Look through the listing for the word "stock". Copy each line that has it.
-- begin DATASET EXTRACT --
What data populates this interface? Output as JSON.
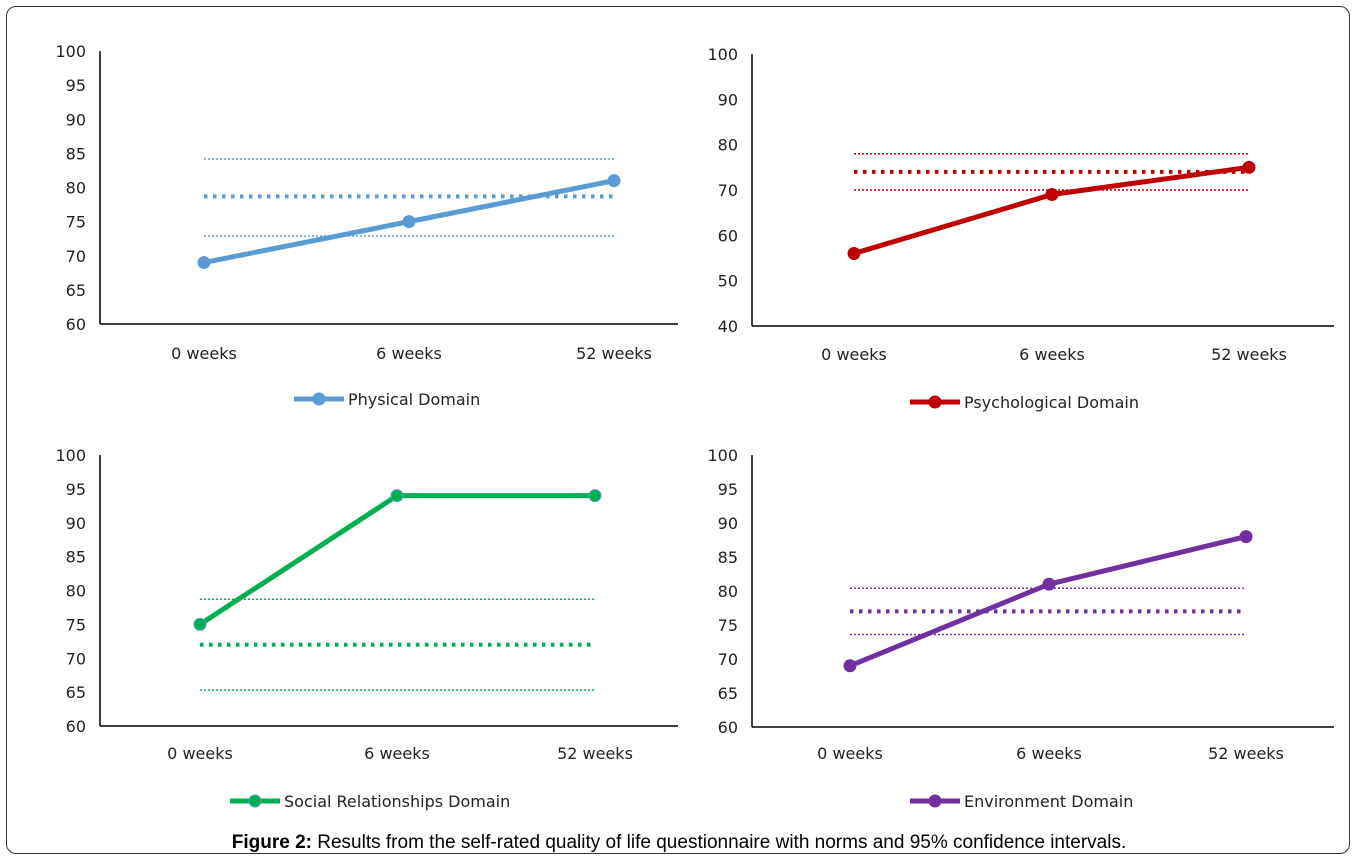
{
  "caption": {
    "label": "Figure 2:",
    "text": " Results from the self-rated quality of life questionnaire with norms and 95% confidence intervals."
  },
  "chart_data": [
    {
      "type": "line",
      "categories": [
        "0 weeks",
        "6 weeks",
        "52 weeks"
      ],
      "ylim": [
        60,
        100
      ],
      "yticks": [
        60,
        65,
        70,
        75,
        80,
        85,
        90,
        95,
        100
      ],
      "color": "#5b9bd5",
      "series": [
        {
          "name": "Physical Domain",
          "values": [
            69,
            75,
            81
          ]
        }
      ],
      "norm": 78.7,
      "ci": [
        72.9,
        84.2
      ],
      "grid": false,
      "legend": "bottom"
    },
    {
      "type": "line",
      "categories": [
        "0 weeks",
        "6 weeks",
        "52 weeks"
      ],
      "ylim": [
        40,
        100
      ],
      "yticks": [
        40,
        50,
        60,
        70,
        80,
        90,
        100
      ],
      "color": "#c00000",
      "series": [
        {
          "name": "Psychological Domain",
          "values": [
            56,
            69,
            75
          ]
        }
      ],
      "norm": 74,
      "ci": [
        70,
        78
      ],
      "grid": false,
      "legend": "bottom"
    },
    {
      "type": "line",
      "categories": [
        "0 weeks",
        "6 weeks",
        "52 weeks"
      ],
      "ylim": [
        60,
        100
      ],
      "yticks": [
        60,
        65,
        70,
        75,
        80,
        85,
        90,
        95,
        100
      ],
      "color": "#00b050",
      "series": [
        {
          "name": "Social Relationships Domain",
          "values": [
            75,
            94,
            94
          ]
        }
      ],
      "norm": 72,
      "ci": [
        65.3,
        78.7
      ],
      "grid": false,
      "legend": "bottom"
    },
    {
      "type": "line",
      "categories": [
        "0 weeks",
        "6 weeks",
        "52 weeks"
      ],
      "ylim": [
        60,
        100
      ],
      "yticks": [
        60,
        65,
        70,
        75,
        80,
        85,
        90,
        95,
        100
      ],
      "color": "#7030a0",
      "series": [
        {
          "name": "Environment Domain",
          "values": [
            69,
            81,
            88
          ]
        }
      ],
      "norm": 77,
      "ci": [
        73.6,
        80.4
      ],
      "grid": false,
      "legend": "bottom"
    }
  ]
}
-- end DATASET EXTRACT --
-- begin DATASET EXTRACT --
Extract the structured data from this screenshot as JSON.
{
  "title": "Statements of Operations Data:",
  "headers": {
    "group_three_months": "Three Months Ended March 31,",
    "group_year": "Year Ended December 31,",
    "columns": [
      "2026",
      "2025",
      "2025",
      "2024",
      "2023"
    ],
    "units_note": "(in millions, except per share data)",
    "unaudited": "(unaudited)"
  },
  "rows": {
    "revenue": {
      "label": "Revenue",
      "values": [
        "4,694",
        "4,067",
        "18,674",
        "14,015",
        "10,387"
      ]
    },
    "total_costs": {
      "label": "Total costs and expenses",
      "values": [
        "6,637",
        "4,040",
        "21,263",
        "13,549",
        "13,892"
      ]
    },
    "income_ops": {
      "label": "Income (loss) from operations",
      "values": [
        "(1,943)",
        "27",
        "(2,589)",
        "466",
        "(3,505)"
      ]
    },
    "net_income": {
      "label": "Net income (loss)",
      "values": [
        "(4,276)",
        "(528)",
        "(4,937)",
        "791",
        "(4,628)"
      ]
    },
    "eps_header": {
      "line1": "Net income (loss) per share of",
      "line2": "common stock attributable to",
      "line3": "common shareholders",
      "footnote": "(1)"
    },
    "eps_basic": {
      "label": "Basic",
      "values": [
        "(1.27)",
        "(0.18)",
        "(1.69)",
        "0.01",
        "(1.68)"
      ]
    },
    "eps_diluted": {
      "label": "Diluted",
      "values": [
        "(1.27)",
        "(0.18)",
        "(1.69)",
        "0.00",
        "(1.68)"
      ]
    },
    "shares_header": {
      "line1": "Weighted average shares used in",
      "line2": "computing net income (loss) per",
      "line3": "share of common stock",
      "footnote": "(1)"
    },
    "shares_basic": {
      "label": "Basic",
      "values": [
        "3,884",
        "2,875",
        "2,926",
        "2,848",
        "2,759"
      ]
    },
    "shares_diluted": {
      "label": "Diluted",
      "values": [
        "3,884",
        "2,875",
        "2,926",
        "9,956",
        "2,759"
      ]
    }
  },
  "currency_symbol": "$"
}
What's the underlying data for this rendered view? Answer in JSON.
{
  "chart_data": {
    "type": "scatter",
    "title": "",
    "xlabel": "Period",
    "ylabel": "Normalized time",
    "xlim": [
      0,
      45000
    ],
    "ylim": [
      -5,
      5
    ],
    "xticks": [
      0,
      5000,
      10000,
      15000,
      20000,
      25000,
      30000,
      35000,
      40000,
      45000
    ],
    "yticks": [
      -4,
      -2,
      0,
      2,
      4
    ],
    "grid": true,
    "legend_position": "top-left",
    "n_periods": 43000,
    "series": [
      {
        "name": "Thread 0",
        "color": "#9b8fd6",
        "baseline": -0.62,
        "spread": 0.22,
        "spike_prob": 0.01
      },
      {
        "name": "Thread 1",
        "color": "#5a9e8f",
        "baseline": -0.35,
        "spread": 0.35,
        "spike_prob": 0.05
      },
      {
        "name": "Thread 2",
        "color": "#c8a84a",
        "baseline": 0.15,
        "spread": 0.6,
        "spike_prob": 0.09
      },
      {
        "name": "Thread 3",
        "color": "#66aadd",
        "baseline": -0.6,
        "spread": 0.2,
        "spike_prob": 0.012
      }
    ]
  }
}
-- end DATASET EXTRACT --
TASK RESULT »
      "line2": "common stock attributable to",
      "line3": "share of common stock",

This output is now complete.